↓↓↓

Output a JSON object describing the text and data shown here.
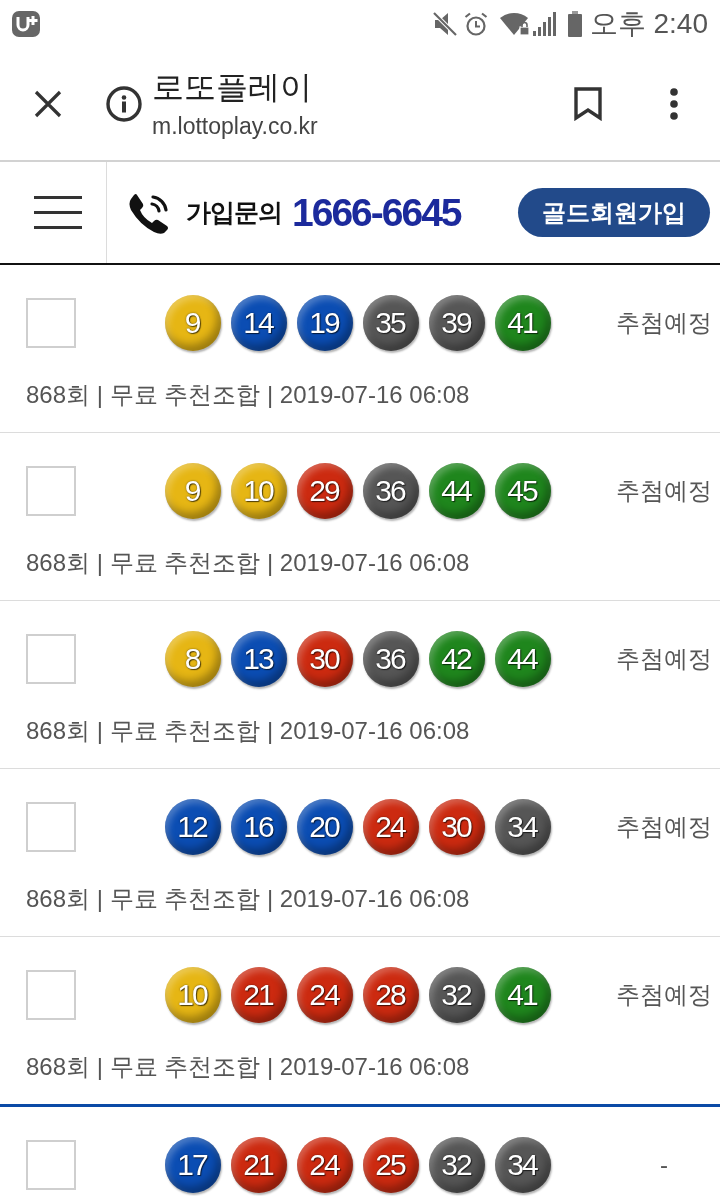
{
  "status_bar": {
    "time": "오후 2:40"
  },
  "browser_bar": {
    "title": "로또플레이",
    "url": "m.lottoplay.co.kr"
  },
  "site_header": {
    "inquiry_label": "가입문의",
    "phone": "1666-6645",
    "join_button": "골드회원가입"
  },
  "combinations": [
    {
      "group_start": false,
      "checked": false,
      "balls": [
        {
          "number": "9",
          "color": "#e6b614"
        },
        {
          "number": "14",
          "color": "#0b4db3"
        },
        {
          "number": "19",
          "color": "#0b4db3"
        },
        {
          "number": "35",
          "color": "#565656"
        },
        {
          "number": "39",
          "color": "#565656"
        },
        {
          "number": "41",
          "color": "#1f861d"
        }
      ],
      "status": "추첨예정",
      "info": "868회 | 무료 추천조합 | 2019-07-16 06:08"
    },
    {
      "group_start": false,
      "checked": false,
      "balls": [
        {
          "number": "9",
          "color": "#e6b614"
        },
        {
          "number": "10",
          "color": "#e6b614"
        },
        {
          "number": "29",
          "color": "#cc2a10"
        },
        {
          "number": "36",
          "color": "#565656"
        },
        {
          "number": "44",
          "color": "#1f861d"
        },
        {
          "number": "45",
          "color": "#1f861d"
        }
      ],
      "status": "추첨예정",
      "info": "868회 | 무료 추천조합 | 2019-07-16 06:08"
    },
    {
      "group_start": false,
      "checked": false,
      "balls": [
        {
          "number": "8",
          "color": "#e6b614"
        },
        {
          "number": "13",
          "color": "#0b4db3"
        },
        {
          "number": "30",
          "color": "#cc2a10"
        },
        {
          "number": "36",
          "color": "#565656"
        },
        {
          "number": "42",
          "color": "#1f861d"
        },
        {
          "number": "44",
          "color": "#1f861d"
        }
      ],
      "status": "추첨예정",
      "info": "868회 | 무료 추천조합 | 2019-07-16 06:08"
    },
    {
      "group_start": false,
      "checked": false,
      "balls": [
        {
          "number": "12",
          "color": "#0b4db3"
        },
        {
          "number": "16",
          "color": "#0b4db3"
        },
        {
          "number": "20",
          "color": "#0b4db3"
        },
        {
          "number": "24",
          "color": "#cc2a10"
        },
        {
          "number": "30",
          "color": "#cc2a10"
        },
        {
          "number": "34",
          "color": "#565656"
        }
      ],
      "status": "추첨예정",
      "info": "868회 | 무료 추천조합 | 2019-07-16 06:08"
    },
    {
      "group_start": false,
      "checked": false,
      "balls": [
        {
          "number": "10",
          "color": "#e6b614"
        },
        {
          "number": "21",
          "color": "#cc2a10"
        },
        {
          "number": "24",
          "color": "#cc2a10"
        },
        {
          "number": "28",
          "color": "#cc2a10"
        },
        {
          "number": "32",
          "color": "#565656"
        },
        {
          "number": "41",
          "color": "#1f861d"
        }
      ],
      "status": "추첨예정",
      "info": "868회 | 무료 추천조합 | 2019-07-16 06:08"
    },
    {
      "group_start": true,
      "checked": false,
      "balls": [
        {
          "number": "17",
          "color": "#0b4db3"
        },
        {
          "number": "21",
          "color": "#cc2a10"
        },
        {
          "number": "24",
          "color": "#cc2a10"
        },
        {
          "number": "25",
          "color": "#cc2a10"
        },
        {
          "number": "32",
          "color": "#565656"
        },
        {
          "number": "34",
          "color": "#565656"
        }
      ],
      "status": "-"
    }
  ]
}
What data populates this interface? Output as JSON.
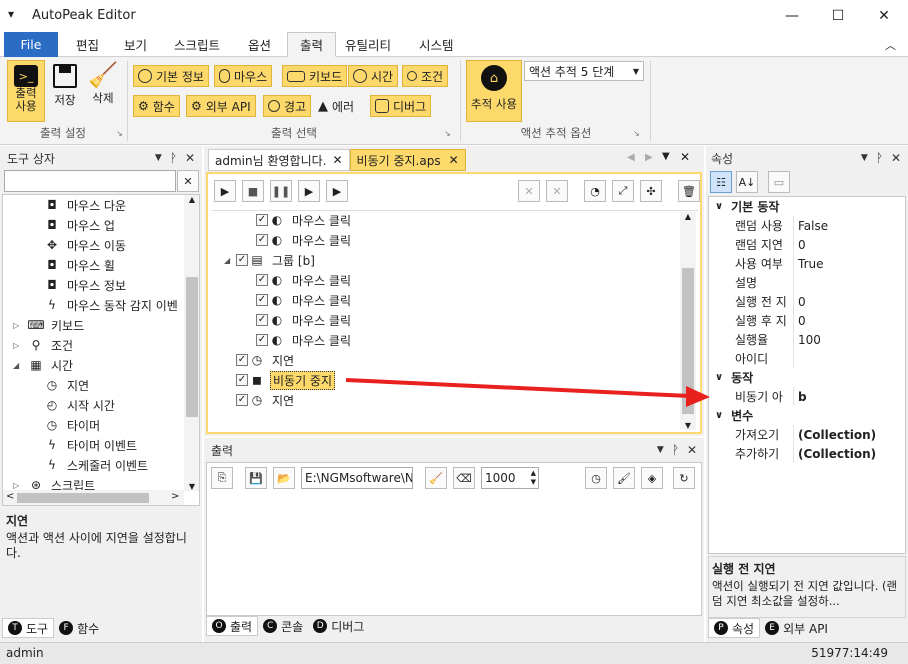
{
  "app": {
    "title": "AutoPeak Editor",
    "menu_glyph": "▾"
  },
  "window": {
    "minimize": "—",
    "maximize": "☐",
    "close": "✕"
  },
  "ribbon_tabs": [
    "File",
    "편집",
    "보기",
    "스크립트",
    "옵션",
    "출력",
    "유틸리티",
    "시스템"
  ],
  "ribbon": {
    "output_settings": {
      "label": "출력 설정",
      "buttons": [
        "출력\n사용",
        "저장",
        "삭제"
      ]
    },
    "output_select": {
      "label": "출력 선택",
      "row1": [
        "기본 정보",
        "마우스",
        "키보드",
        "시간",
        "조건"
      ],
      "row2": [
        "함수",
        "외부 API",
        "경고",
        "에러",
        "디버그"
      ]
    },
    "trace_options": {
      "label": "액션 추적 옵션",
      "button": "추적 사용",
      "dropdown": "액션 추적 5 단계"
    }
  },
  "toolbox": {
    "title": "도구 상자",
    "items": [
      {
        "label": "마우스 다운",
        "icon": "mouse-icon",
        "indent": 2
      },
      {
        "label": "마우스 업",
        "icon": "mouse-icon",
        "indent": 2
      },
      {
        "label": "마우스 이동",
        "icon": "move-icon",
        "indent": 2
      },
      {
        "label": "마우스 휠",
        "icon": "mouse-icon",
        "indent": 2
      },
      {
        "label": "마우스 정보",
        "icon": "mouse-icon",
        "indent": 2
      },
      {
        "label": "마우스 동작 감지 이벤",
        "icon": "bolt-icon",
        "indent": 2
      },
      {
        "label": "키보드",
        "icon": "keyboard-icon",
        "indent": 1,
        "arrow": "▷"
      },
      {
        "label": "조건",
        "icon": "condition-icon",
        "indent": 1,
        "arrow": "▷"
      },
      {
        "label": "시간",
        "icon": "calendar-icon",
        "indent": 1,
        "arrow": "◢"
      },
      {
        "label": "지연",
        "icon": "timer-icon",
        "indent": 2
      },
      {
        "label": "시작 시간",
        "icon": "clock24-icon",
        "indent": 2
      },
      {
        "label": "타이머",
        "icon": "timer-icon",
        "indent": 2
      },
      {
        "label": "타이머 이벤트",
        "icon": "bolt-icon",
        "indent": 2
      },
      {
        "label": "스케줄러 이벤트",
        "icon": "bolt-icon",
        "indent": 2
      },
      {
        "label": "스크립트",
        "icon": "script-icon",
        "indent": 1,
        "arrow": "▷"
      }
    ],
    "desc_title": "지연",
    "desc_text": "액션과 액션 사이에 지연을 설정합니다.",
    "tabs": [
      {
        "letter": "T",
        "label": "도구"
      },
      {
        "letter": "F",
        "label": "함수"
      }
    ]
  },
  "doc_tabs": [
    {
      "label": "admin님 환영합니다."
    },
    {
      "label": "비동기 중지.aps",
      "active": true
    }
  ],
  "script_tree": [
    {
      "label": "마우스 클릭",
      "indent": 2,
      "icon": "click-icon"
    },
    {
      "label": "마우스 클릭",
      "indent": 2,
      "icon": "click-icon"
    },
    {
      "label": "그룹 [b]",
      "indent": 1,
      "icon": "group-icon",
      "arrow": "◢"
    },
    {
      "label": "마우스 클릭",
      "indent": 2,
      "icon": "click-icon"
    },
    {
      "label": "마우스 클릭",
      "indent": 2,
      "icon": "click-icon"
    },
    {
      "label": "마우스 클릭",
      "indent": 2,
      "icon": "click-icon"
    },
    {
      "label": "마우스 클릭",
      "indent": 2,
      "icon": "click-icon"
    },
    {
      "label": "지연",
      "indent": 1,
      "icon": "timer-icon"
    },
    {
      "label": "비동기 중지",
      "indent": 1,
      "icon": "stop-icon",
      "selected": true
    },
    {
      "label": "지연",
      "indent": 1,
      "icon": "timer-icon"
    }
  ],
  "output": {
    "title": "출력",
    "path": "E:\\NGMsoftware\\NG",
    "count": "1000",
    "tabs": [
      {
        "letter": "O",
        "label": "출력"
      },
      {
        "letter": "C",
        "label": "콘솔"
      },
      {
        "letter": "D",
        "label": "디버그"
      }
    ]
  },
  "properties": {
    "title": "속성",
    "categories": [
      {
        "name": "기본 동작",
        "rows": [
          [
            "랜덤 사용",
            "False"
          ],
          [
            "랜덤 지연",
            "0"
          ],
          [
            "사용 여부",
            "True"
          ],
          [
            "설명",
            ""
          ],
          [
            "실행 전 지",
            "0"
          ],
          [
            "실행 후 지",
            "0"
          ],
          [
            "실행율",
            "100"
          ],
          [
            "아이디",
            ""
          ]
        ]
      },
      {
        "name": "동작",
        "rows": [
          [
            "비동기 아",
            "b"
          ]
        ]
      },
      {
        "name": "변수",
        "rows": [
          [
            "가져오기",
            "(Collection)"
          ],
          [
            "추가하기",
            "(Collection)"
          ]
        ]
      }
    ],
    "desc_title": "실행 전 지연",
    "desc_text": "액션이 실행되기 전 지연 값입니다. (랜덤 지연 최소값을 설정하...",
    "tabs": [
      {
        "letter": "P",
        "label": "속성"
      },
      {
        "letter": "E",
        "label": "외부 API"
      }
    ]
  },
  "status": {
    "user": "admin",
    "time": "51977:14:49"
  },
  "colors": {
    "accent": "#2b6cc4",
    "yellow": "#fcd96a",
    "arrow": "#e8201e"
  }
}
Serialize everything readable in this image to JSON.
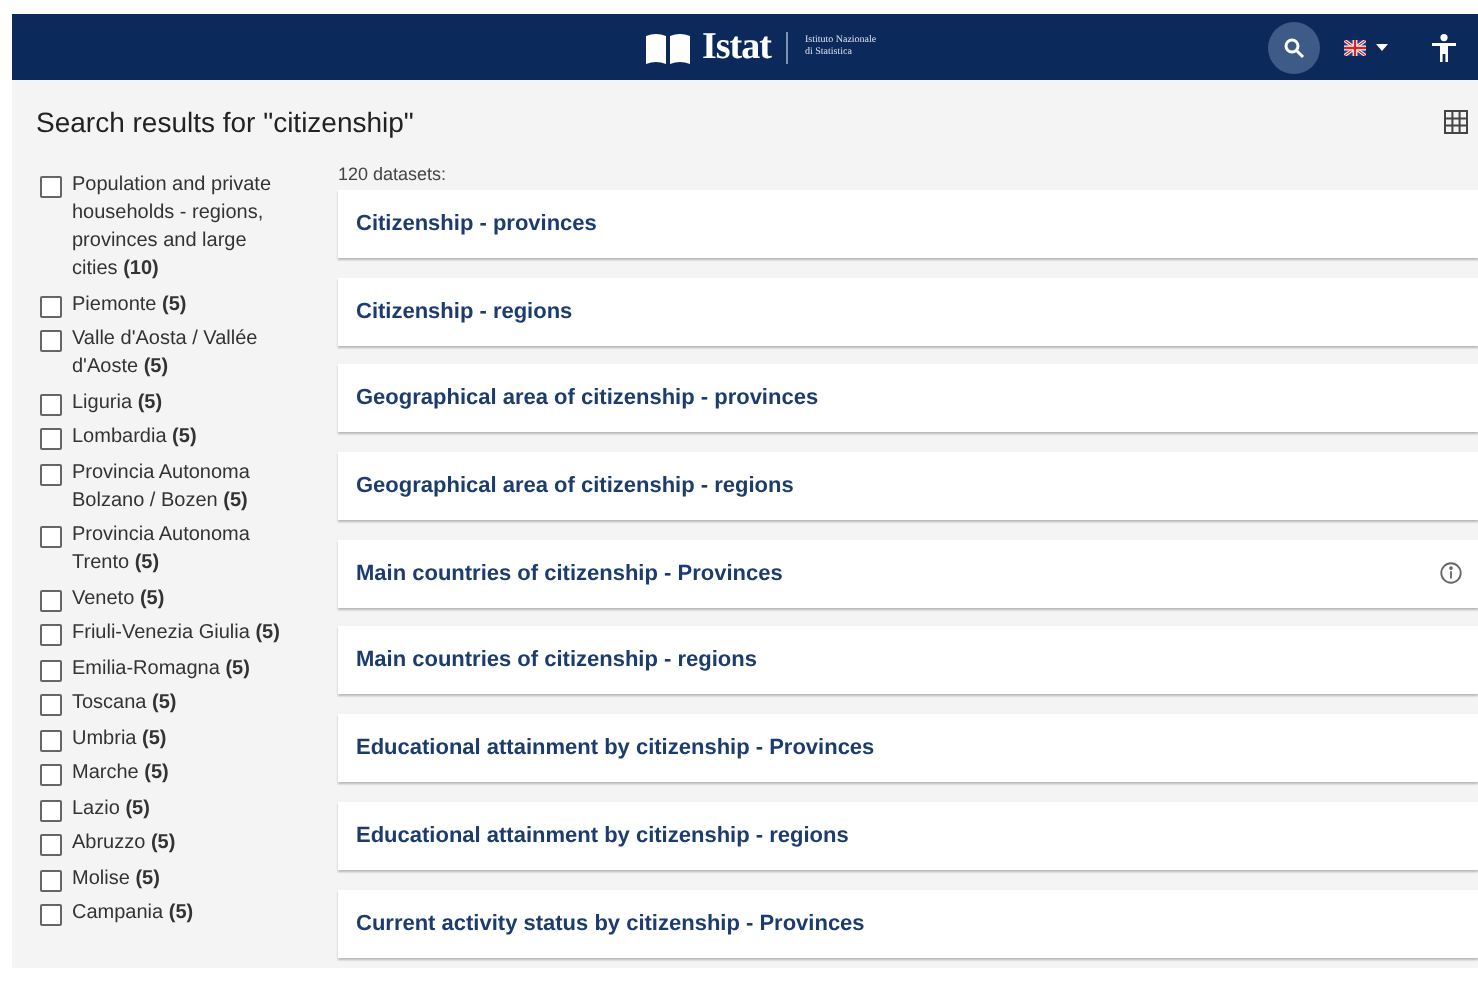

↑↑↑

Short problem |
Select and copy every line of the material that holds the string "JSON".

Correct answer |
Output a JSON object describing the text and data shown here.
What data populates this interface? Output as JSON.
Serialize everything readable in this image to JSON.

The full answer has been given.